━━━━━ Supplied data
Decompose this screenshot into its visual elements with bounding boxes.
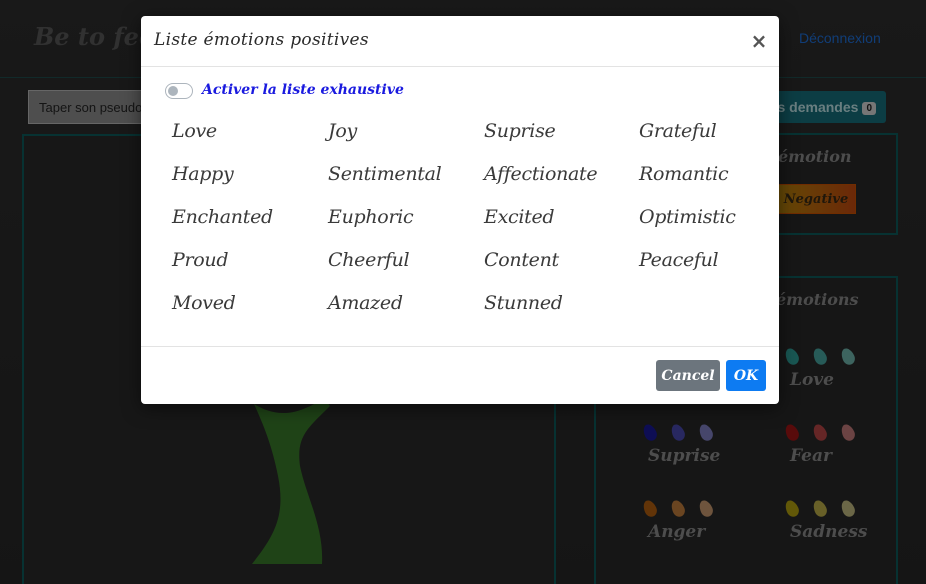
- close-icon: ×: [750, 29, 768, 53]
- emotion-item[interactable]: Amazed: [328, 292, 478, 322]
- emotion-item[interactable]: Stunned: [484, 292, 634, 322]
- emotion-item[interactable]: Suprise: [484, 120, 634, 150]
- toggle-knob: [168, 86, 178, 96]
- emotion-item[interactable]: Happy: [172, 163, 322, 193]
- ok-button[interactable]: OK: [726, 360, 766, 391]
- emotion-item[interactable]: Sentimental: [328, 163, 478, 193]
- exhaustive-list-toggle-label[interactable]: Activer la liste exhaustive: [202, 82, 404, 98]
- emotion-item[interactable]: Content: [484, 249, 634, 279]
- emotion-item[interactable]: Cheerful: [328, 249, 478, 279]
- emotion-item[interactable]: Optimistic: [639, 206, 789, 236]
- modal-footer: Cancel OK: [141, 346, 779, 404]
- positive-emotions-modal: Liste émotions positives × Activer la li…: [141, 16, 779, 404]
- emotion-item[interactable]: Enchanted: [172, 206, 322, 236]
- emotion-item[interactable]: Grateful: [639, 120, 789, 150]
- exhaustive-list-toggle[interactable]: [165, 83, 193, 99]
- cancel-button[interactable]: Cancel: [656, 360, 720, 391]
- emotion-item[interactable]: Love: [172, 120, 322, 150]
- emotion-item[interactable]: Euphoric: [328, 206, 478, 236]
- emotion-item[interactable]: Romantic: [639, 163, 789, 193]
- emotion-item[interactable]: Moved: [172, 292, 322, 322]
- close-button[interactable]: ×: [747, 29, 771, 53]
- emotion-item[interactable]: Peaceful: [639, 249, 789, 279]
- emotion-item[interactable]: Excited: [484, 206, 634, 236]
- modal-header: Liste émotions positives ×: [141, 16, 779, 67]
- modal-title: Liste émotions positives: [154, 30, 369, 50]
- emotion-item[interactable]: Joy: [328, 120, 478, 150]
- emotion-item[interactable]: Affectionate: [484, 163, 634, 193]
- emotion-item[interactable]: Proud: [172, 249, 322, 279]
━━━━━━━━━━
▸ **Written request**
Please quote the part of the material above that opens with the line containing "- close-icon: ×: [750, 29, 768, 53]" and closes with the line containing "- ok-button[interactable]: OK: [726, 360, 766, 391]", both lines included, character for character.

▸ **Response**
- close-icon: ×: [750, 29, 768, 53]
- emotion-item[interactable]: Amazed: [328, 292, 478, 322]
- emotion-item[interactable]: Stunned: [484, 292, 634, 322]
- emotion-item[interactable]: Suprise: [484, 120, 634, 150]
- toggle-knob: [168, 86, 178, 96]
- emotion-item[interactable]: Happy: [172, 163, 322, 193]
- ok-button[interactable]: OK: [726, 360, 766, 391]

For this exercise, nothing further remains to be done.